- Problem description:
Filter this material down to the lines that hold "Parse", copying each one.
*-*-*
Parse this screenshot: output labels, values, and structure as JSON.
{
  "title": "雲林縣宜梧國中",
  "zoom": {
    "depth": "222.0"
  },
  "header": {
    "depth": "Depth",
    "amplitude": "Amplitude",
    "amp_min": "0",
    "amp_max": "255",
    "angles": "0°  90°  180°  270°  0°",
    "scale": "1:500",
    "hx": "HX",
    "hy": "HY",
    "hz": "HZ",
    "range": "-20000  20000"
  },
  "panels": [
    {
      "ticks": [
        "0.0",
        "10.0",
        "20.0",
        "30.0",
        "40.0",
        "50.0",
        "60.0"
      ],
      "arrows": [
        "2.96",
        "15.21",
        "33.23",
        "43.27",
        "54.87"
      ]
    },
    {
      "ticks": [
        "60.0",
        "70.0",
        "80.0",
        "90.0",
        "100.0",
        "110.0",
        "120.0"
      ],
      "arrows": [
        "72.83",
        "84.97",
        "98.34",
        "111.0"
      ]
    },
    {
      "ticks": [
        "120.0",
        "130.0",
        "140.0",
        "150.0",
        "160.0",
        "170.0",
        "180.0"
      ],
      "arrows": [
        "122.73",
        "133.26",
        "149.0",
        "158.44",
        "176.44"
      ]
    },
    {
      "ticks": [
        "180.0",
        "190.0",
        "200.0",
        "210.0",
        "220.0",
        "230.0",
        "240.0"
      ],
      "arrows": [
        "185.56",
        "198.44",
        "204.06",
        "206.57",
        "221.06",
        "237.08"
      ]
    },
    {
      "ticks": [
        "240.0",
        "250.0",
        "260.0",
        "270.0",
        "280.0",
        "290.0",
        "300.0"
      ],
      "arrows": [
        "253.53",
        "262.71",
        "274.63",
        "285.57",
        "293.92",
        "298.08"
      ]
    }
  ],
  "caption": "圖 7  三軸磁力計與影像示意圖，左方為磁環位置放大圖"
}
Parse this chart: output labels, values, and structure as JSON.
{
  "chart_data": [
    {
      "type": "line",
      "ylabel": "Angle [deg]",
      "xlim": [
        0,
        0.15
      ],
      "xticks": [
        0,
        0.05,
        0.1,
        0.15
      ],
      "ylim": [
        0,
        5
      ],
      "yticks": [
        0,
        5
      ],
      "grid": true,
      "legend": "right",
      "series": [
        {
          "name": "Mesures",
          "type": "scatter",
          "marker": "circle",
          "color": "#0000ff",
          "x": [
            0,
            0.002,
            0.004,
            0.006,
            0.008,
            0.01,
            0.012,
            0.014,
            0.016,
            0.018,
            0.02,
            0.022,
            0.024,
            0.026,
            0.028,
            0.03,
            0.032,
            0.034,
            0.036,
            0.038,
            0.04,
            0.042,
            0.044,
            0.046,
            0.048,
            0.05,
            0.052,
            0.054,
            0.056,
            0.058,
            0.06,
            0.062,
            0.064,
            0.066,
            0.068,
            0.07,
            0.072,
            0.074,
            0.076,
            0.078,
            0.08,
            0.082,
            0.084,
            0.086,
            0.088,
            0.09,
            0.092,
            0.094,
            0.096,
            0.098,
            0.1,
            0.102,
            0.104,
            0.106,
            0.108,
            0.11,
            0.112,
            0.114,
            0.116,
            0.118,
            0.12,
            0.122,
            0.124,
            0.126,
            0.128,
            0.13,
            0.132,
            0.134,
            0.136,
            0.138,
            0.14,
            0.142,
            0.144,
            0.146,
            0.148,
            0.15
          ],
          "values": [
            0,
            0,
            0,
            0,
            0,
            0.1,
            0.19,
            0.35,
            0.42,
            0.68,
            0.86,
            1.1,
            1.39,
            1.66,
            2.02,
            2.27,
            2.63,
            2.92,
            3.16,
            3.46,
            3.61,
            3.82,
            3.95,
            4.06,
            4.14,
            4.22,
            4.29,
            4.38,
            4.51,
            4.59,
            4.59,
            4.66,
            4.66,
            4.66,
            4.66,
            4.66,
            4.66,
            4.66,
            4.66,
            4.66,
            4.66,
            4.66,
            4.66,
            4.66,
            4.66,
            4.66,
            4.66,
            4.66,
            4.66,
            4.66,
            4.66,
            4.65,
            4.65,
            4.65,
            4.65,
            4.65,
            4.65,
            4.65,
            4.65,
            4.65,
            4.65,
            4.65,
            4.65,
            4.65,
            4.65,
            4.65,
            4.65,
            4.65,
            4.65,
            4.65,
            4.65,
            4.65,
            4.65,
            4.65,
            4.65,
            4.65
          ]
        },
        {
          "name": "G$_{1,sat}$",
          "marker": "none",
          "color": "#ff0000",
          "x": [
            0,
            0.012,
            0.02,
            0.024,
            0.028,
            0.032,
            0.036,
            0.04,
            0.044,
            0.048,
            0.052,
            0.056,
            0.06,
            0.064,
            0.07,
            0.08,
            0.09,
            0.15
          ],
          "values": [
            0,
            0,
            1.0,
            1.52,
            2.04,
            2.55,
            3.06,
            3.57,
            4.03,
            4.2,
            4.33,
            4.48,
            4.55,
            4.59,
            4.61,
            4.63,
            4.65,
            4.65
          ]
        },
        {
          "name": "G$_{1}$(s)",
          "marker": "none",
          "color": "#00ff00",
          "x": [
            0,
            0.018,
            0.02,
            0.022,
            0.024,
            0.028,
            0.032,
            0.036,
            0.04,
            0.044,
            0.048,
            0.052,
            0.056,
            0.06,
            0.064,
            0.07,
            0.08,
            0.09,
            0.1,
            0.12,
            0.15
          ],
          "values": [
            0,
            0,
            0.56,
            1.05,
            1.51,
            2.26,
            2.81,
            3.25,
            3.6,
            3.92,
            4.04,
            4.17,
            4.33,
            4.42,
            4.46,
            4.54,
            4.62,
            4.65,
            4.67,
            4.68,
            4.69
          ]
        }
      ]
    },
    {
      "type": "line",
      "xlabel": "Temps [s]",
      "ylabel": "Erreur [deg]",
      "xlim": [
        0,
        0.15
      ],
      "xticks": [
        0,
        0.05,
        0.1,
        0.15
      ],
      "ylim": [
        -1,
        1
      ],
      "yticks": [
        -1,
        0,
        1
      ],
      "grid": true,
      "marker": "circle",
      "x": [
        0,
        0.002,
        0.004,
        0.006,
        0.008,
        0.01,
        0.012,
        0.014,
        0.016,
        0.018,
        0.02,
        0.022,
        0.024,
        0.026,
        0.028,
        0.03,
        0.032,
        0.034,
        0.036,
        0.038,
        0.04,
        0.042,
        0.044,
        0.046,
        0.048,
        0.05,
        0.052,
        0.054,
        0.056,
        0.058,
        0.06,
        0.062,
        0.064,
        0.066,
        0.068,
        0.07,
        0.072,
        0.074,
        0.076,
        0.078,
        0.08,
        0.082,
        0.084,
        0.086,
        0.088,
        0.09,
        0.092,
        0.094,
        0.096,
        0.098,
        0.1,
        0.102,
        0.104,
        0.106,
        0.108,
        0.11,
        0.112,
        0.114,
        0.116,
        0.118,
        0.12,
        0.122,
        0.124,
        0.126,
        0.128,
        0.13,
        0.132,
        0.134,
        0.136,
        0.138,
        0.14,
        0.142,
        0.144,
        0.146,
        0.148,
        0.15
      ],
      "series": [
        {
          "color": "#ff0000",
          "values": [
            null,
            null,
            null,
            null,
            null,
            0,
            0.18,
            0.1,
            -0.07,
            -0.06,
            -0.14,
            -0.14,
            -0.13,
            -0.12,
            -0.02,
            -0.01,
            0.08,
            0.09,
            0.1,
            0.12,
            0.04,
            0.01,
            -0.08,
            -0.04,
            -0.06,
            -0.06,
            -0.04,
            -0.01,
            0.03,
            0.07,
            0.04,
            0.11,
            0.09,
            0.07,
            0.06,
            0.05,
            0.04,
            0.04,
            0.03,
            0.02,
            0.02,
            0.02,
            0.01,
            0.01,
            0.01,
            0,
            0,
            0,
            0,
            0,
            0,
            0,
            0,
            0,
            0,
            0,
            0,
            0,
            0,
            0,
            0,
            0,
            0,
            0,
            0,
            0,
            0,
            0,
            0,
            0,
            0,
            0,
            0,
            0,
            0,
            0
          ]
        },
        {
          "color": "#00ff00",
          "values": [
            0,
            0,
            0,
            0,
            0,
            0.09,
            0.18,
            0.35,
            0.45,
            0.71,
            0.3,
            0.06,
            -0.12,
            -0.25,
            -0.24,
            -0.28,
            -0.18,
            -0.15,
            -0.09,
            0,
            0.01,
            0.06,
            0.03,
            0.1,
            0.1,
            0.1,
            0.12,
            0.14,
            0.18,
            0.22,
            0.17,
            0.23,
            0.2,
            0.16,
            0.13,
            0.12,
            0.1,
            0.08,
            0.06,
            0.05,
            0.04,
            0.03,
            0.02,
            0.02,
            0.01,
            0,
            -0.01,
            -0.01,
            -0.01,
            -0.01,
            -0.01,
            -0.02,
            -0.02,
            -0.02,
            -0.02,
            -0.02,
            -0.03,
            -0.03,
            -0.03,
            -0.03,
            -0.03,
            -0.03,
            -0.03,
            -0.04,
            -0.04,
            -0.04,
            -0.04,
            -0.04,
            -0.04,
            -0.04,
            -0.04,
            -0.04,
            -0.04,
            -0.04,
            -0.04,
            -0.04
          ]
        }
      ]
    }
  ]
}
*-*-*
- Output:
Parse this screenshot: output labels, values, and structure as JSON.
Parse this chart: output labels, values, and structure as JSON.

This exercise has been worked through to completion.